Working data>

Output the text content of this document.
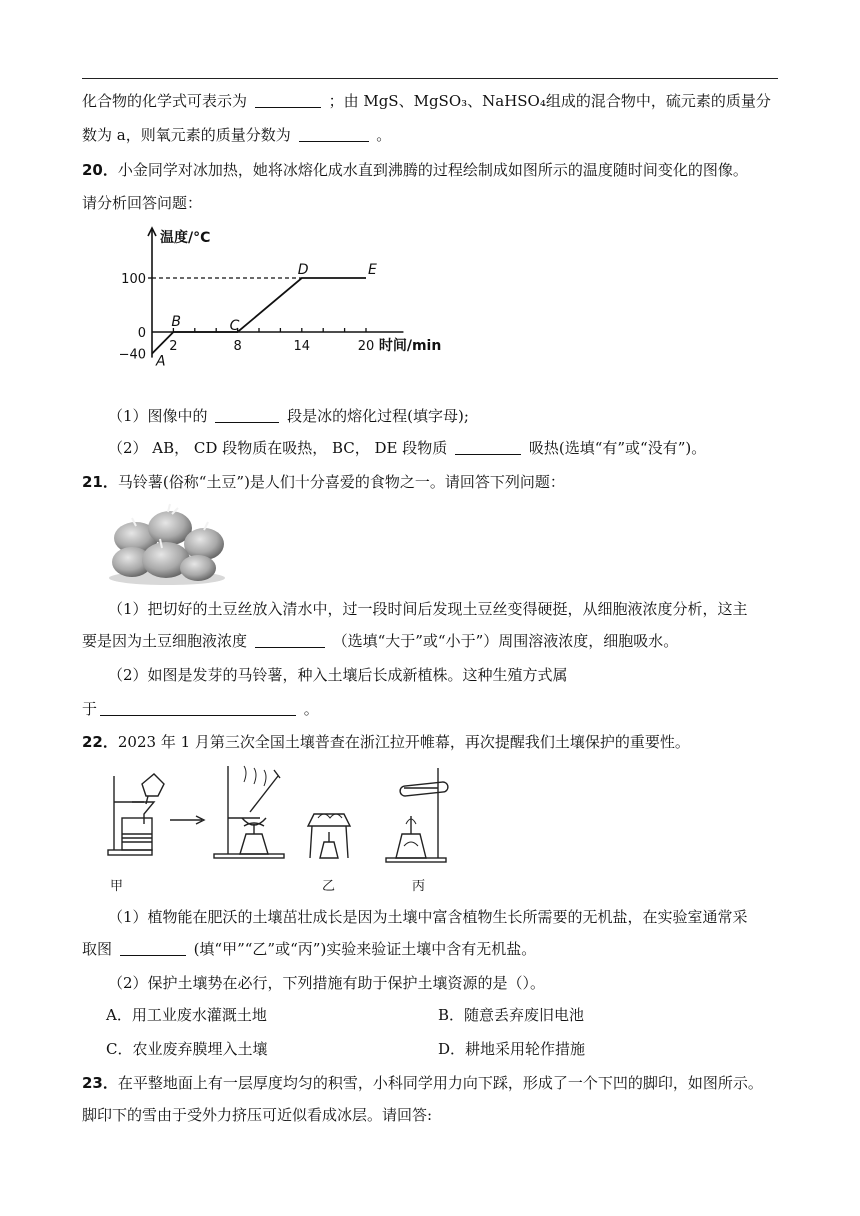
化合物的化学式可表示为	；由 MgS、MgSO₃、NaHSO₄组成的混合物中，硫元素的质量分
数为 a，则氧元素的质量分数为	。
20．小金同学对冰加热，她将冰熔化成水直到沸腾的过程绘制成如图所示的温度随时间变化的图像。
请分析回答问题：
A
B	C
D	E
100
0
−40
2	8	14	20
温度/°C
时间/min
（1）图像中的	段是冰的熔化过程(填字母);
（2） AB， CD 段物质在吸热， BC， DE 段物质	吸热(选填“有”或“没有”)。
21．马铃薯(俗称“土豆”)是人们十分喜爱的食物之一。请回答下列问题：
（1）把切好的土豆丝放入清水中，过一段时间后发现土豆丝变得硬挺，从细胞液浓度分析，这主
要是因为土豆细胞液浓度	（选填“大于”或“小于”）周围溶液浓度，细胞吸水。
（2）如图是发芽的马铃薯，种入土壤后长成新植株。这种生殖方式属
于	。
22．2023 年 1 月第三次全国土壤普查在浙江拉开帷幕，再次提醒我们土壤保护的重要性。
甲	乙	丙
（1）植物能在肥沃的土壤茁壮成长是因为土壤中富含植物生长所需要的无机盐，在实验室通常采
取图	(填“甲”“乙”或“丙”)实验来验证土壤中含有无机盐。
（2）保护土壤势在必行，下列措施有助于保护土壤资源的是（）。
A．用工业废水灌溉土地	B．随意丢弃废旧电池
C．农业废弃膜埋入土壤	D．耕地采用轮作措施
23．在平整地面上有一层厚度均匀的积雪，小科同学用力向下踩，形成了一个下凹的脚印，如图所示。
脚印下的雪由于受外力挤压可近似看成冰层。请回答:
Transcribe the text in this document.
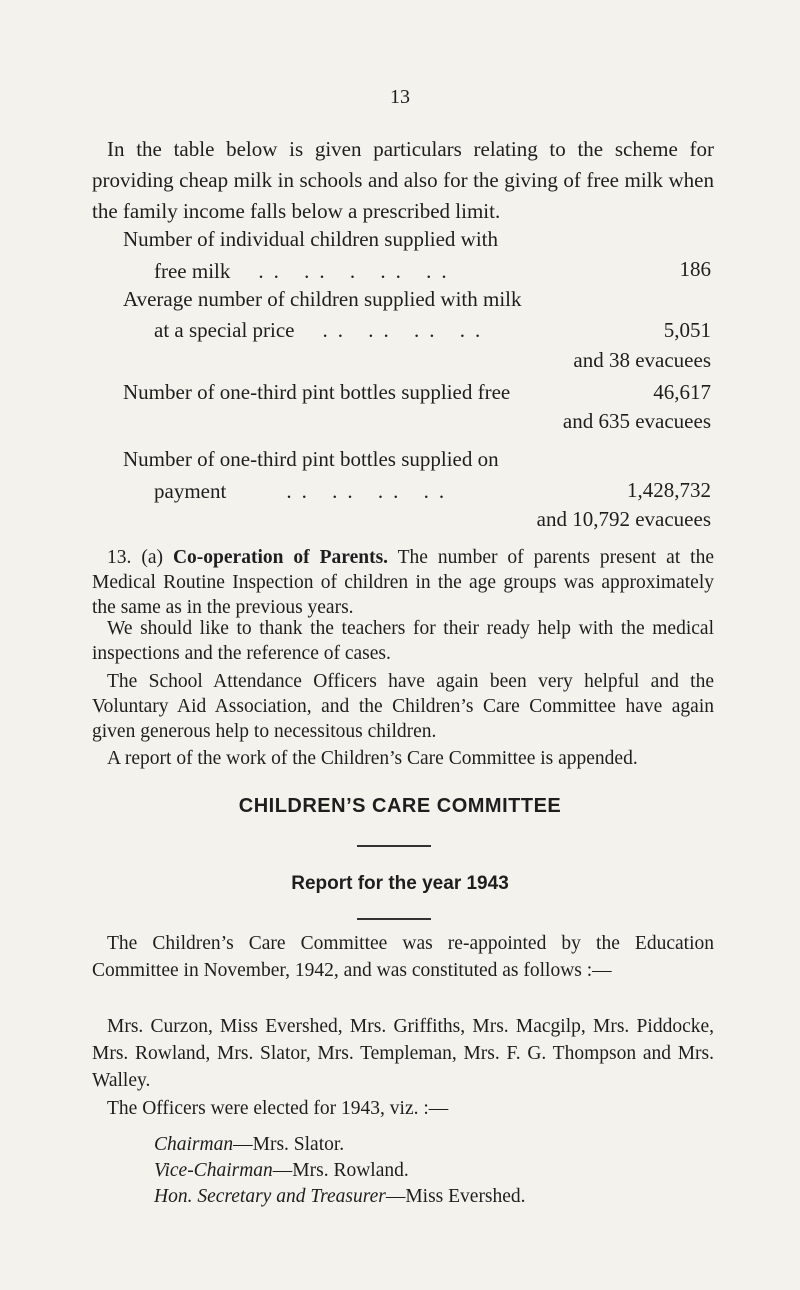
13

In the table below is given particulars relating to the scheme for providing cheap milk in schools and also for the giving of free milk when the family income falls below a prescribed limit.

Number of individual children supplied with
free milk .. .. . .. ..	186
Average number of children supplied with milk
at a special price .. .. .. ..	5,051
and 38 evacuees
Number of one-third pint bottles supplied free	46,617
and 635 evacuees
Number of one-third pint bottles supplied on
payment	.. .. .. ..	1,428,732
and 10,792 evacuees

13. (a) Co-operation of Parents. The number of parents present at the Medical Routine Inspection of children in the age groups was approximately the same as in the previous years.

We should like to thank the teachers for their ready help with the medical inspections and the reference of cases.

The School Attendance Officers have again been very helpful and the Voluntary Aid Association, and the Children’s Care Committee have again given generous help to necessitous children.

A report of the work of the Children’s Care Committee is appended.

CHILDREN’S CARE COMMITTEE
Report for the year 1943

The Children’s Care Committee was re-appointed by the Education Committee in November, 1942, and was constituted as follows :—

Mrs. Curzon, Miss Evershed, Mrs. Griffiths, Mrs. Macgilp, Mrs. Piddocke, Mrs. Rowland, Mrs. Slator, Mrs. Templeman, Mrs. F. G. Thompson and Mrs. Walley.

The Officers were elected for 1943, viz. :—

Chairman—Mrs. Slator.
Vice-Chairman—Mrs. Rowland.
Hon. Secretary and Treasurer—Miss Evershed.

Exercise directions>
Using the data above, write out every line exactly, leaving the images behind.

Problem solution>
Output the text content of this document.
化合物的化学式可表示为	；由 MgS、MgSO₃、NaHSO₄组成的混合物中，硫元素的质量分
数为 a，则氧元素的质量分数为	。
20．小金同学对冰加热，她将冰熔化成水直到沸腾的过程绘制成如图所示的温度随时间变化的图像。
请分析回答问题：
A
B	C
D	E
100
0
−40
2	8	14	20
温度/°C
时间/min
（1）图像中的	段是冰的熔化过程(填字母);
（2） AB， CD 段物质在吸热， BC， DE 段物质	吸热(选填“有”或“没有”)。
21．马铃薯(俗称“土豆”)是人们十分喜爱的食物之一。请回答下列问题：
（1）把切好的土豆丝放入清水中，过一段时间后发现土豆丝变得硬挺，从细胞液浓度分析，这主
要是因为土豆细胞液浓度	（选填“大于”或“小于”）周围溶液浓度，细胞吸水。
（2）如图是发芽的马铃薯，种入土壤后长成新植株。这种生殖方式属
于	。
22．2023 年 1 月第三次全国土壤普查在浙江拉开帷幕，再次提醒我们土壤保护的重要性。
甲	乙	丙
（1）植物能在肥沃的土壤茁壮成长是因为土壤中富含植物生长所需要的无机盐，在实验室通常采
取图	(填“甲”“乙”或“丙”)实验来验证土壤中含有无机盐。
（2）保护土壤势在必行，下列措施有助于保护土壤资源的是（）。
A．用工业废水灌溉土地	B．随意丢弃废旧电池
C．农业废弃膜埋入土壤	D．耕地采用轮作措施
23．在平整地面上有一层厚度均匀的积雪，小科同学用力向下踩，形成了一个下凹的脚印，如图所示。
脚印下的雪由于受外力挤压可近似看成冰层。请回答:
Transcribe the text in this document.
13

In the table below is given particulars relating to the scheme for providing cheap milk in schools and also for the giving of free milk when the family income falls below a prescribed limit.

Number of individual children supplied with
free milk .. .. . .. ..	186
Average number of children supplied with milk
at a special price .. .. .. ..	5,051
and 38 evacuees
Number of one-third pint bottles supplied free	46,617
and 635 evacuees
Number of one-third pint bottles supplied on
payment	.. .. .. ..	1,428,732
and 10,792 evacuees

13. (a) Co-operation of Parents. The number of parents present at the Medical Routine Inspection of children in the age groups was approximately the same as in the previous years.

We should like to thank the teachers for their ready help with the medical inspections and the reference of cases.

The School Attendance Officers have again been very helpful and the Voluntary Aid Association, and the Children’s Care Committee have again given generous help to necessitous children.

A report of the work of the Children’s Care Committee is appended.

CHILDREN’S CARE COMMITTEE
Report for the year 1943

The Children’s Care Committee was re-appointed by the Education Committee in November, 1942, and was constituted as follows :—

Mrs. Curzon, Miss Evershed, Mrs. Griffiths, Mrs. Macgilp, Mrs. Piddocke, Mrs. Rowland, Mrs. Slator, Mrs. Templeman, Mrs. F. G. Thompson and Mrs. Walley.

The Officers were elected for 1943, viz. :—

Chairman—Mrs. Slator.
Vice-Chairman—Mrs. Rowland.
Hon. Secretary and Treasurer—Miss Evershed.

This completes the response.